**The task**: Lines containing the word "номер" are to be located and copied.

================================

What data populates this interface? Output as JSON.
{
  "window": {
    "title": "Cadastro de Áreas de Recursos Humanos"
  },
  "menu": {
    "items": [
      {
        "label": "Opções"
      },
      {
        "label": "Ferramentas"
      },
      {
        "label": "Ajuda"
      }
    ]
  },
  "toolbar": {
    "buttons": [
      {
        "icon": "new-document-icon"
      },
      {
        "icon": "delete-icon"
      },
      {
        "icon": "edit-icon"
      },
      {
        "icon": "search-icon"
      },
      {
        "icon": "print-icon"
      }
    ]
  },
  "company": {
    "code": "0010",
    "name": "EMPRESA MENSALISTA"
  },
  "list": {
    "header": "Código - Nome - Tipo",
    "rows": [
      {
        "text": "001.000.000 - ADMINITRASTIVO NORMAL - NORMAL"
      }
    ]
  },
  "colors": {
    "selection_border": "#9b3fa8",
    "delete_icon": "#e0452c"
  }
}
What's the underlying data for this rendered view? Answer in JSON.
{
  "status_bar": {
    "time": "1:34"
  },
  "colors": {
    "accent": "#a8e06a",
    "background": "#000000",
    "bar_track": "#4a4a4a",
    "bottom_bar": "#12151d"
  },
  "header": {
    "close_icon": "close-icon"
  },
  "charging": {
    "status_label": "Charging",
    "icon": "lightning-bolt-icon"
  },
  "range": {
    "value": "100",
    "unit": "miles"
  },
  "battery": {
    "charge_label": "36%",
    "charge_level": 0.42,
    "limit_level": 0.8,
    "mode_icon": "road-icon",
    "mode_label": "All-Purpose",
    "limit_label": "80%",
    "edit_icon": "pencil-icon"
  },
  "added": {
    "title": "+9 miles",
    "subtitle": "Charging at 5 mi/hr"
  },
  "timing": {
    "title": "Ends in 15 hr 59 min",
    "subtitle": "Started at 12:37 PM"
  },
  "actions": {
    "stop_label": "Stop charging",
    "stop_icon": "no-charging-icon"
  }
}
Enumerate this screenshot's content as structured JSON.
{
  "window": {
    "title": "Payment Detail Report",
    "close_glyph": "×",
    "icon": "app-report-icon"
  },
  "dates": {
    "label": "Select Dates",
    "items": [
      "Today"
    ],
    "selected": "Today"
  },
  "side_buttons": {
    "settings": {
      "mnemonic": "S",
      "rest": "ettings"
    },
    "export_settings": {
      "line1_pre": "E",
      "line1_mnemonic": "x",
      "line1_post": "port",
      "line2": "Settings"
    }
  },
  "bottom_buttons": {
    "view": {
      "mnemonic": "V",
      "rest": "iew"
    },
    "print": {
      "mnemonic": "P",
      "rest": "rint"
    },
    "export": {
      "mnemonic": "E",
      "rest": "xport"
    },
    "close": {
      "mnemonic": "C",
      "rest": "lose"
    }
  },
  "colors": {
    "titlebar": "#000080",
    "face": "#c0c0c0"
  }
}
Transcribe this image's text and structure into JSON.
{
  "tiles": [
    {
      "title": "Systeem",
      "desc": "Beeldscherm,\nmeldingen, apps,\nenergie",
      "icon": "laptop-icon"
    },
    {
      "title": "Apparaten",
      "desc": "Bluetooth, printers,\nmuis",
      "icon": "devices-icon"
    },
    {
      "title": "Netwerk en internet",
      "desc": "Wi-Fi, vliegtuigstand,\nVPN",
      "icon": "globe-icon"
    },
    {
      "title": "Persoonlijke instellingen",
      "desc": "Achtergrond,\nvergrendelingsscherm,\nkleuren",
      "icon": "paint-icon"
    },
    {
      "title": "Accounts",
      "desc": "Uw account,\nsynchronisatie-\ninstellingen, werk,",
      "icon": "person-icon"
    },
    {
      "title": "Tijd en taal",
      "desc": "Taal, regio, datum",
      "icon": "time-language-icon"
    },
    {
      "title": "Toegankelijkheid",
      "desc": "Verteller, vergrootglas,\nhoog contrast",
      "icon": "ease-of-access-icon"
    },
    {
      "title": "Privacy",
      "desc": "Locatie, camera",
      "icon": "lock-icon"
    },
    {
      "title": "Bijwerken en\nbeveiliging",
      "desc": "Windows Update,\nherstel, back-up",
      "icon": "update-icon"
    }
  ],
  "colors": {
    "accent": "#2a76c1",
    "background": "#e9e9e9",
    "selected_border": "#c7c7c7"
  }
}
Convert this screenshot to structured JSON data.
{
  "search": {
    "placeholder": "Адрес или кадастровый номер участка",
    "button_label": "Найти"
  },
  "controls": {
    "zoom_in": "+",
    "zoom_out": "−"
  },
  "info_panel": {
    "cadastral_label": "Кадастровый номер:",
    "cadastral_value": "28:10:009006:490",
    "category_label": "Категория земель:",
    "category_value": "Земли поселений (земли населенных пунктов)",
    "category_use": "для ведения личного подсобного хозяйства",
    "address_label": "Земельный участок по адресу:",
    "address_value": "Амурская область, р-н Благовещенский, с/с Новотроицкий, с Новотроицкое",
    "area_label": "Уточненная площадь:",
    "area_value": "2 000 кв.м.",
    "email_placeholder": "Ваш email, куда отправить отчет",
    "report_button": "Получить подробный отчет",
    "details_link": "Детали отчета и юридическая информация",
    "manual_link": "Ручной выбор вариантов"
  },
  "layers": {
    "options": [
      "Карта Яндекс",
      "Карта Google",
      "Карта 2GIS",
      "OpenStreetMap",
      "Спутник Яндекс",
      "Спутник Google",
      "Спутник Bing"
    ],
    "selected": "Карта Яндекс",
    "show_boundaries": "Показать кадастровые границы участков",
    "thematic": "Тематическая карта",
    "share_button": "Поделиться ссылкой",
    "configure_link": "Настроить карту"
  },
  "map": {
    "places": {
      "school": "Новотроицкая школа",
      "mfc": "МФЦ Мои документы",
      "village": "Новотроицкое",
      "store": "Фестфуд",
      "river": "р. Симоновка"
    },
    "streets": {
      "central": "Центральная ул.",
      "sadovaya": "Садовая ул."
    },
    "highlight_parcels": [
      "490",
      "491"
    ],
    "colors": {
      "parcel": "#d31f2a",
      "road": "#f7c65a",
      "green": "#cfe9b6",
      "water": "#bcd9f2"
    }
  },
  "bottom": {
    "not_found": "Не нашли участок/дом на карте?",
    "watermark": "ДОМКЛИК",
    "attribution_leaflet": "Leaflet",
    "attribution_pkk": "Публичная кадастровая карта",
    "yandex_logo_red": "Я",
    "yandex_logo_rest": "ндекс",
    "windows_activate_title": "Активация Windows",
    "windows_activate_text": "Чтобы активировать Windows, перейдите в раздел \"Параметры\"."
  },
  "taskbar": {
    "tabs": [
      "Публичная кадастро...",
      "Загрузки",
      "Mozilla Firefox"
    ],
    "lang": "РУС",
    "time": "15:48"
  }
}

================================

**Exercise response**:
    "placeholder": "Адрес или кадастровый номер участка",
    "cadastral_label": "Кадастровый номер:",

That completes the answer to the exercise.